● **Exercise objective**: In the data that follows, count the lines in which the word "text" occurs, and report that figure alone.

● **Material supplied**:
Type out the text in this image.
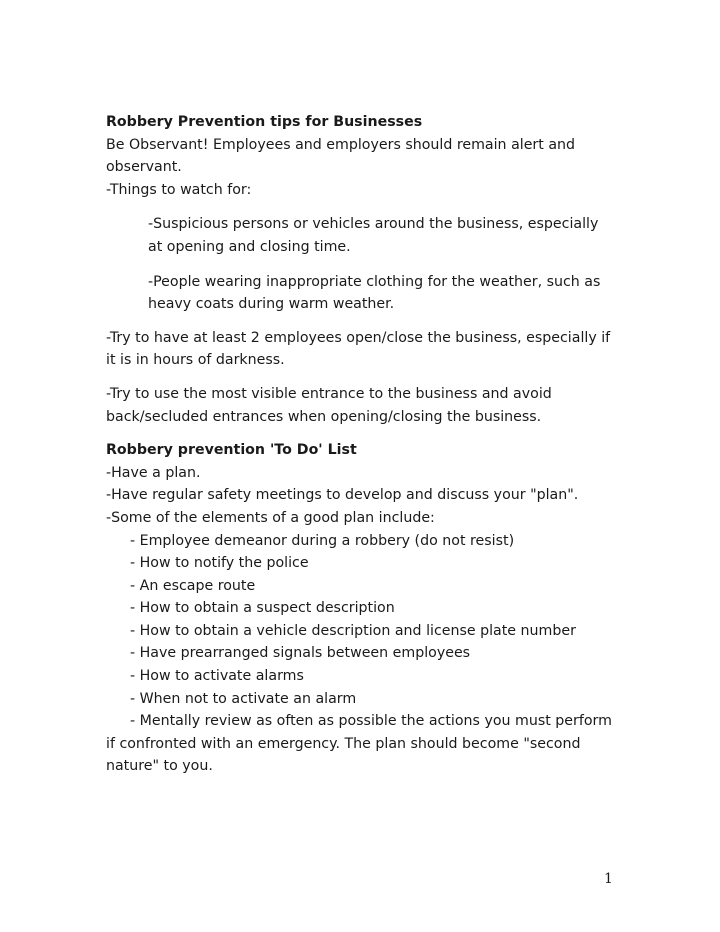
Robbery Prevention tips for Businesses

Be Observant! Employees and employers should remain alert and

observant.

-Things to watch for:

-Suspicious persons or vehicles around the business, especially at opening and closing time.

-People wearing inappropriate clothing for the weather, such as heavy coats during warm weather.

-Try to have at least 2 employees open/close the business, especially if it is in hours of darkness.

-Try to use the most visible entrance to the business and avoid back/secluded entrances when opening/closing the business.

Robbery prevention 'To Do' List

-Have a plan.

-Have regular safety meetings to develop and discuss your "plan".

-Some of the elements of a good plan include:

- Employee demeanor during a robbery (do not resist)

- How to notify the police

- An escape route

- How to obtain a suspect description

- How to obtain a vehicle description and license plate number

- Have prearranged signals between employees

- How to activate alarms

- When not to activate an alarm

- Mentally review as often as possible the actions you must perform if confronted with an emergency. The plan should become "second nature" to you.

1
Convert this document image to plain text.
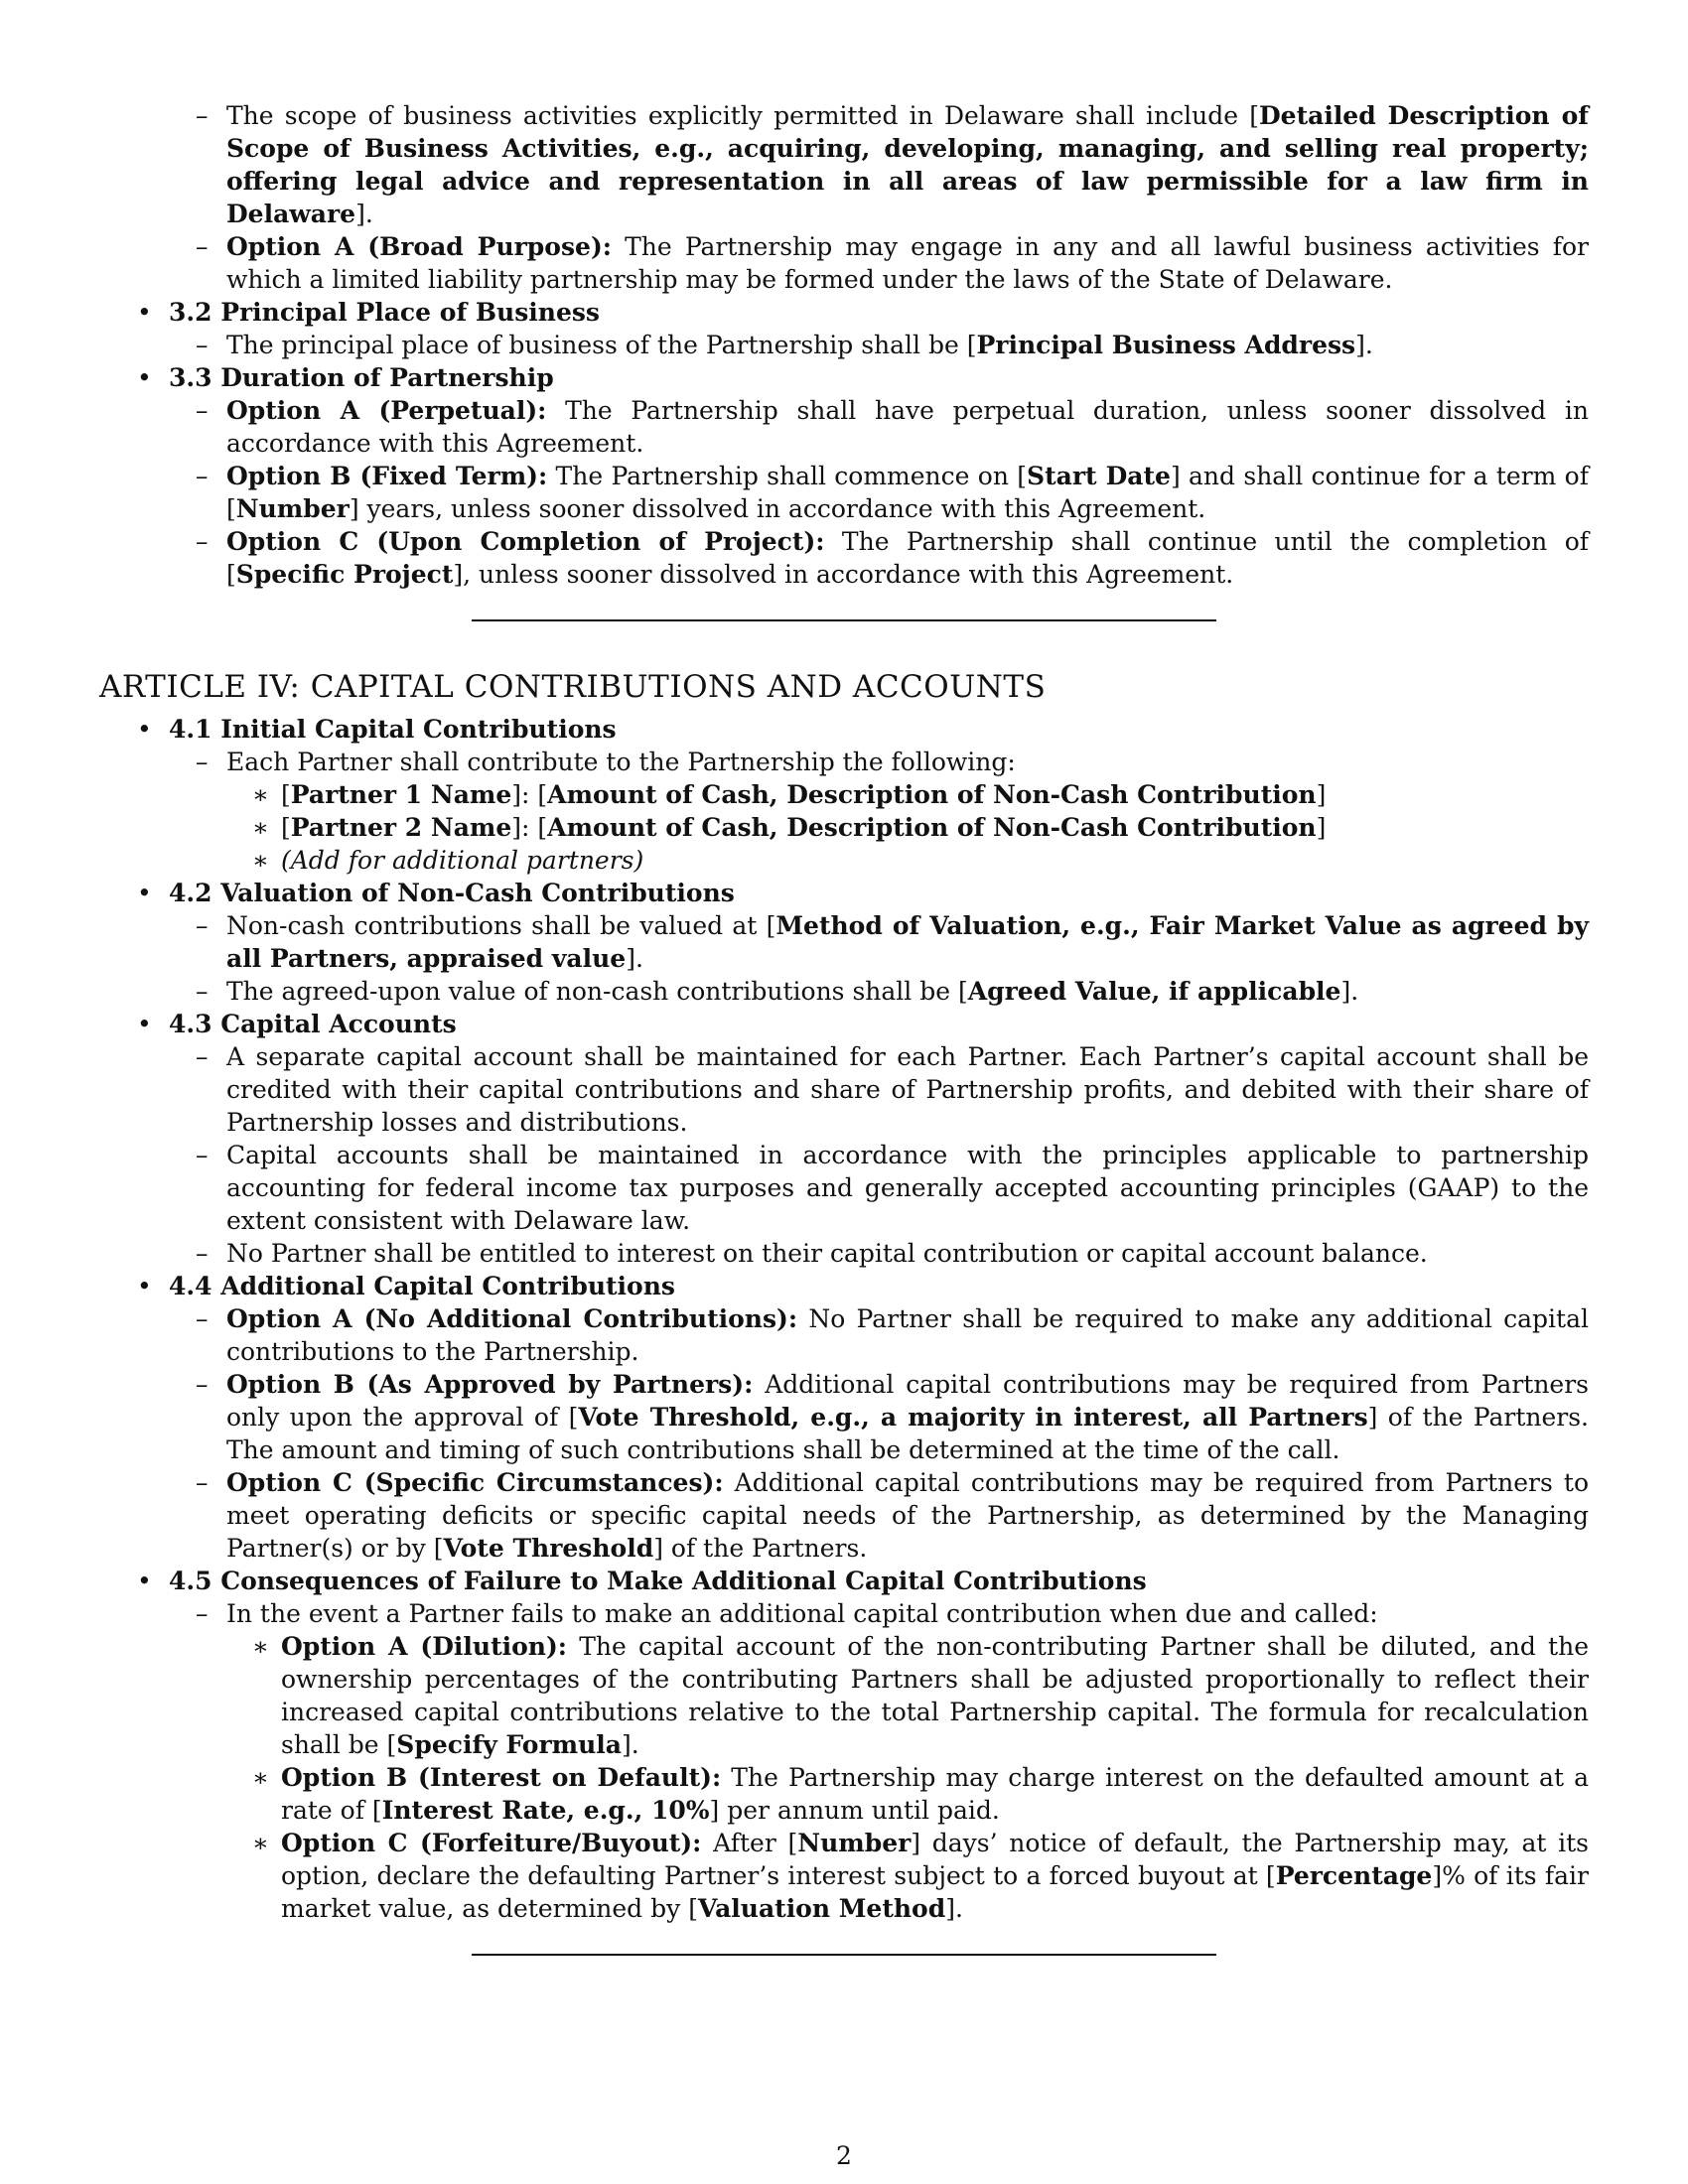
– The scope of business activities explicitly permitted in Delaware shall include [Detailed Description of Scope of Business Activities, e.g., acquiring, developing, managing, and selling real property; offering legal advice and representation in all areas of law permissible for a law firm in Delaware].
– Option A (Broad Purpose): The Partnership may engage in any and all lawful business activities for which a limited liability partnership may be formed under the laws of the State of Delaware.
• 3.2 Principal Place of Business
– The principal place of business of the Partnership shall be [Principal Business Address].
• 3.3 Duration of Partnership
– Option A (Perpetual): The Partnership shall have perpetual duration, unless sooner dissolved in accordance with this Agreement.
– Option B (Fixed Term): The Partnership shall commence on [Start Date] and shall continue for a term of [Number] years, unless sooner dissolved in accordance with this Agreement.
– Option C (Upon Completion of Project): The Partnership shall continue until the completion of [Specific Project], unless sooner dissolved in accordance with this Agreement.
ARTICLE IV: CAPITAL CONTRIBUTIONS AND ACCOUNTS
• 4.1 Initial Capital Contributions
– Each Partner shall contribute to the Partnership the following:
∗ [Partner 1 Name]: [Amount of Cash, Description of Non-Cash Contribution]
∗ [Partner 2 Name]: [Amount of Cash, Description of Non-Cash Contribution]
∗ (Add for additional partners)
• 4.2 Valuation of Non-Cash Contributions
– Non-cash contributions shall be valued at [Method of Valuation, e.g., Fair Market Value as agreed by all Partners, appraised value].
– The agreed-upon value of non-cash contributions shall be [Agreed Value, if applicable].
• 4.3 Capital Accounts
– A separate capital account shall be maintained for each Partner. Each Partner’s capital account shall be credited with their capital contributions and share of Partnership profits, and debited with their share of Partnership losses and distributions.
– Capital accounts shall be maintained in accordance with the principles applicable to partnership accounting for federal income tax purposes and generally accepted accounting principles (GAAP) to the extent consistent with Delaware law.
– No Partner shall be entitled to interest on their capital contribution or capital account balance.
• 4.4 Additional Capital Contributions
– Option A (No Additional Contributions): No Partner shall be required to make any additional capital contributions to the Partnership.
– Option B (As Approved by Partners): Additional capital contributions may be required from Partners only upon the approval of [Vote Threshold, e.g., a majority in interest, all Partners] of the Partners. The amount and timing of such contributions shall be determined at the time of the call.
– Option C (Specific Circumstances): Additional capital contributions may be required from Partners to meet operating deficits or specific capital needs of the Partnership, as determined by the Managing Partner(s) or by [Vote Threshold] of the Partners.
• 4.5 Consequences of Failure to Make Additional Capital Contributions
– In the event a Partner fails to make an additional capital contribution when due and called:
∗ Option A (Dilution): The capital account of the non-contributing Partner shall be diluted, and the ownership percentages of the contributing Partners shall be adjusted proportionally to reflect their increased capital contributions relative to the total Partnership capital. The formula for recalculation shall be [Specify Formula].
∗ Option B (Interest on Default): The Partnership may charge interest on the defaulted amount at a rate of [Interest Rate, e.g., 10%] per annum until paid.
∗ Option C (Forfeiture/Buyout): After [Number] days’ notice of default, the Partnership may, at its option, declare the defaulting Partner’s interest subject to a forced buyout at [Percentage]% of its fair market value, as determined by [Valuation Method].
2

● **The output**: 2